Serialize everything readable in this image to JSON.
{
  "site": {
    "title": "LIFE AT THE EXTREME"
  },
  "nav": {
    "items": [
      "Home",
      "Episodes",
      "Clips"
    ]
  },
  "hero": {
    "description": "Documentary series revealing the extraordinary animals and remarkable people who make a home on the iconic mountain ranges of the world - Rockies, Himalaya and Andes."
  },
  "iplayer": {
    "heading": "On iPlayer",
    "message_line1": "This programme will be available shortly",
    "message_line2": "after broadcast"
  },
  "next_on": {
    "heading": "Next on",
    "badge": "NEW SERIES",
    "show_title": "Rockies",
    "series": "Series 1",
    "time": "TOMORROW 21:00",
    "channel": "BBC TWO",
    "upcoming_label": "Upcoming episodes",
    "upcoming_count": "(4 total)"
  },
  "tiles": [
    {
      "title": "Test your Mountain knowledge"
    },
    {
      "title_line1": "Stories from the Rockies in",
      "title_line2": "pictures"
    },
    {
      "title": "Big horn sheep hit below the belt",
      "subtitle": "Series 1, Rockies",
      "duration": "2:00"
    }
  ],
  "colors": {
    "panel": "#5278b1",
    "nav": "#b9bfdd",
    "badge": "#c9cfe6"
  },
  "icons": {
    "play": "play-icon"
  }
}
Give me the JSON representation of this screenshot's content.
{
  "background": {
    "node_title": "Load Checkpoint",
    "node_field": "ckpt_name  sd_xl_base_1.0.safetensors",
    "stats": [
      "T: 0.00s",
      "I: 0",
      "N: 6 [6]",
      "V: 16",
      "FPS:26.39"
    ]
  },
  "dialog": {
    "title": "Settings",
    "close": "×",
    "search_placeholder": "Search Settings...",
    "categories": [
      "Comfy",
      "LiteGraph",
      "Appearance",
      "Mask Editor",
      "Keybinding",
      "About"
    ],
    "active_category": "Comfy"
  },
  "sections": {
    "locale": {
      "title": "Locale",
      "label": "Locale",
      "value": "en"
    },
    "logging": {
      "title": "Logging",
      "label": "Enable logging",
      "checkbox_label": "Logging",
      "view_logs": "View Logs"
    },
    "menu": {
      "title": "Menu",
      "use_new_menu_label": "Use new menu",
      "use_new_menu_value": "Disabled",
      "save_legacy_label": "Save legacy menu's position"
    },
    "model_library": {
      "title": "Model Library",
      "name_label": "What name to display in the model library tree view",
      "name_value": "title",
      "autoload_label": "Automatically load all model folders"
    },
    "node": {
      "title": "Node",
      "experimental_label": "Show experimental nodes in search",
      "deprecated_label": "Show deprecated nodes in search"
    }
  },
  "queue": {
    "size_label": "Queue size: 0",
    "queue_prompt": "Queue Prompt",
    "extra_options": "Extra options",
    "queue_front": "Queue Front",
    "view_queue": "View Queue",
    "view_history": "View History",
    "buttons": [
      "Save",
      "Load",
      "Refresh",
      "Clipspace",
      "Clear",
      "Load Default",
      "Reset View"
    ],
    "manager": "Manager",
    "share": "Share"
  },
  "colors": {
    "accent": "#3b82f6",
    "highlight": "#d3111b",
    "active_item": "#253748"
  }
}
################
Given problem:
Every record above should be copied exactly.

Correct output:
Serialize everything readable in this image to JSON.
{
  "site": {
    "title": "LIFE AT THE EXTREME"
  },
  "nav": {
    "items": [
      "Home",
      "Episodes",
      "Clips"
    ]
  },
  "hero": {
    "description": "Documentary series revealing the extraordinary animals and remarkable people who make a home on the iconic mountain ranges of the world - Rockies, Himalaya and Andes."
  },
  "iplayer": {
    "heading": "On iPlayer",
    "message_line1": "This programme will be available shortly",
    "message_line2": "after broadcast"
  },
  "next_on": {
    "heading": "Next on",
    "badge": "NEW SERIES",
    "show_title": "Rockies",
    "series": "Series 1",
    "time": "TOMORROW 21:00",
    "channel": "BBC TWO",
    "upcoming_label": "Upcoming episodes",
    "upcoming_count": "(4 total)"
  },
  "tiles": [
    {
      "title": "Test your Mountain knowledge"
    },
    {
      "title_line1": "Stories from the Rockies in",
      "title_line2": "pictures"
    },
    {
      "title": "Big horn sheep hit below the belt",
      "subtitle": "Series 1, Rockies",
      "duration": "2:00"
    }
  ],
  "colors": {
    "panel": "#5278b1",
    "nav": "#b9bfdd",
    "badge": "#c9cfe6"
  },
  "icons": {
    "play": "play-icon"
  }
}
Give me the JSON representation of this screenshot's content.
{
  "background": {
    "node_title": "Load Checkpoint",
    "node_field": "ckpt_name  sd_xl_base_1.0.safetensors",
    "stats": [
      "T: 0.00s",
      "I: 0",
      "N: 6 [6]",
      "V: 16",
      "FPS:26.39"
    ]
  },
  "dialog": {
    "title": "Settings",
    "close": "×",
    "search_placeholder": "Search Settings...",
    "categories": [
      "Comfy",
      "LiteGraph",
      "Appearance",
      "Mask Editor",
      "Keybinding",
      "About"
    ],
    "active_category": "Comfy"
  },
  "sections": {
    "locale": {
      "title": "Locale",
      "label": "Locale",
      "value": "en"
    },
    "logging": {
      "title": "Logging",
      "label": "Enable logging",
      "checkbox_label": "Logging",
      "view_logs": "View Logs"
    },
    "menu": {
      "title": "Menu",
      "use_new_menu_label": "Use new menu",
      "use_new_menu_value": "Disabled",
      "save_legacy_label": "Save legacy menu's position"
    },
    "model_library": {
      "title": "Model Library",
      "name_label": "What name to display in the model library tree view",
      "name_value": "title",
      "autoload_label": "Automatically load all model folders"
    },
    "node": {
      "title": "Node",
      "experimental_label": "Show experimental nodes in search",
      "deprecated_label": "Show deprecated nodes in search"
    }
  },
  "queue": {
    "size_label": "Queue size: 0",
    "queue_prompt": "Queue Prompt",
    "extra_options": "Extra options",
    "queue_front": "Queue Front",
    "view_queue": "View Queue",
    "view_history": "View History",
    "buttons": [
      "Save",
      "Load",
      "Refresh",
      "Clipspace",
      "Clear",
      "Load Default",
      "Reset View"
    ],
    "manager": "Manager",
    "share": "Share"
  },
  "colors": {
    "accent": "#3b82f6",
    "highlight": "#d3111b",
    "active_item": "#253748"
  }
}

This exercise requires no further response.